Required task: Copy everything in the data below exactly except the pictures.

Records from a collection
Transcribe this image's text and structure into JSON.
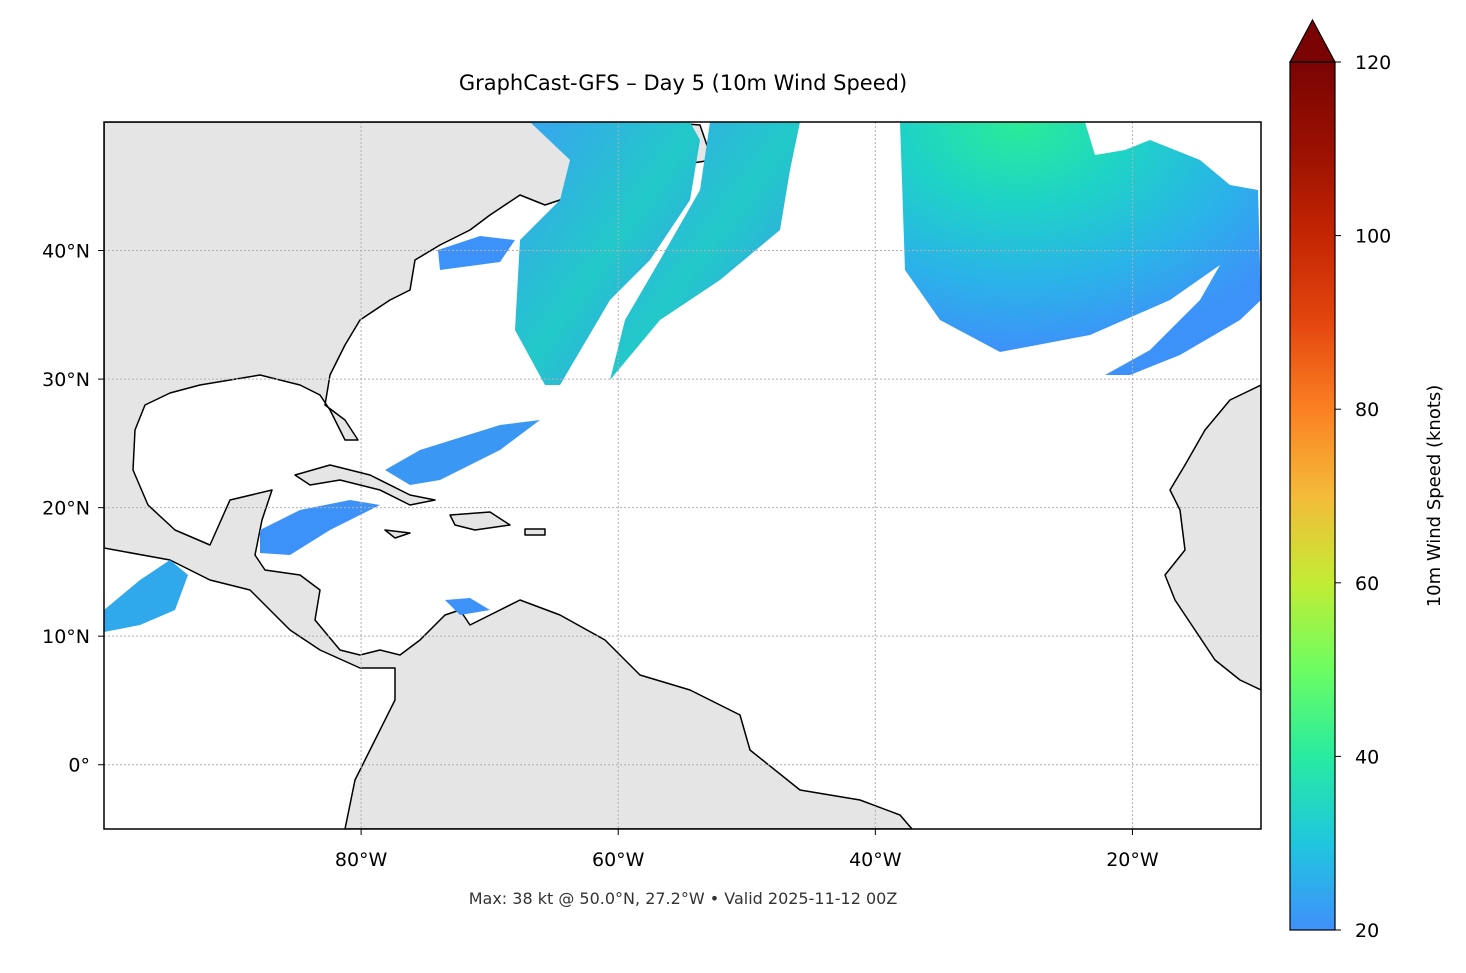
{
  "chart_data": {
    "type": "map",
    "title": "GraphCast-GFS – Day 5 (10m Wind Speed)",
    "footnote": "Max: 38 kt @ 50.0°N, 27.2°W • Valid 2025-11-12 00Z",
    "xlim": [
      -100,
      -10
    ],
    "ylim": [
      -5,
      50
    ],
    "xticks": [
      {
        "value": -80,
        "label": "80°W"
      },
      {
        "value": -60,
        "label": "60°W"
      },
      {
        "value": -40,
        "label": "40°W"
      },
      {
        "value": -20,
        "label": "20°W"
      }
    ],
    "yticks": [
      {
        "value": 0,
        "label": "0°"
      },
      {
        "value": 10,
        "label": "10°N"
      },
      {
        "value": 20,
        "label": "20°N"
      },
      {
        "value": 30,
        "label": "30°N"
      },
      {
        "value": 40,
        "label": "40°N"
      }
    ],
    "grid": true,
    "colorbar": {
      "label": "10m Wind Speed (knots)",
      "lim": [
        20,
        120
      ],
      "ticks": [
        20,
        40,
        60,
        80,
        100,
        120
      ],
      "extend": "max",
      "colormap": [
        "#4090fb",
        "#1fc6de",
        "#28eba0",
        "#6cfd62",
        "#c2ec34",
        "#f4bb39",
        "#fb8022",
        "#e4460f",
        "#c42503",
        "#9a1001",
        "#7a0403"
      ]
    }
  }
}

Exercise solution:
Transcribe this image's text and structure into JSON.
{
  "chart_data": {
    "type": "map",
    "title": "GraphCast-GFS – Day 5 (10m Wind Speed)",
    "footnote": "Max: 38 kt @ 50.0°N, 27.2°W • Valid 2025-11-12 00Z",
    "xlim": [
      -100,
      -10
    ],
    "ylim": [
      -5,
      50
    ],
    "xticks": [
      {
        "value": -80,
        "label": "80°W"
      },
      {
        "value": -60,
        "label": "60°W"
      },
      {
        "value": -40,
        "label": "40°W"
      },
      {
        "value": -20,
        "label": "20°W"
      }
    ],
    "yticks": [
      {
        "value": 0,
        "label": "0°"
      },
      {
        "value": 10,
        "label": "10°N"
      },
      {
        "value": 20,
        "label": "20°N"
      },
      {
        "value": 30,
        "label": "30°N"
      },
      {
        "value": 40,
        "label": "40°N"
      }
    ],
    "grid": true,
    "colorbar": {
      "label": "10m Wind Speed (knots)",
      "lim": [
        20,
        120
      ],
      "ticks": [
        20,
        40,
        60,
        80,
        100,
        120
      ],
      "extend": "max",
      "colormap": [
        "#4090fb",
        "#1fc6de",
        "#28eba0",
        "#6cfd62",
        "#c2ec34",
        "#f4bb39",
        "#fb8022",
        "#e4460f",
        "#c42503",
        "#9a1001",
        "#7a0403"
      ]
    }
  }
}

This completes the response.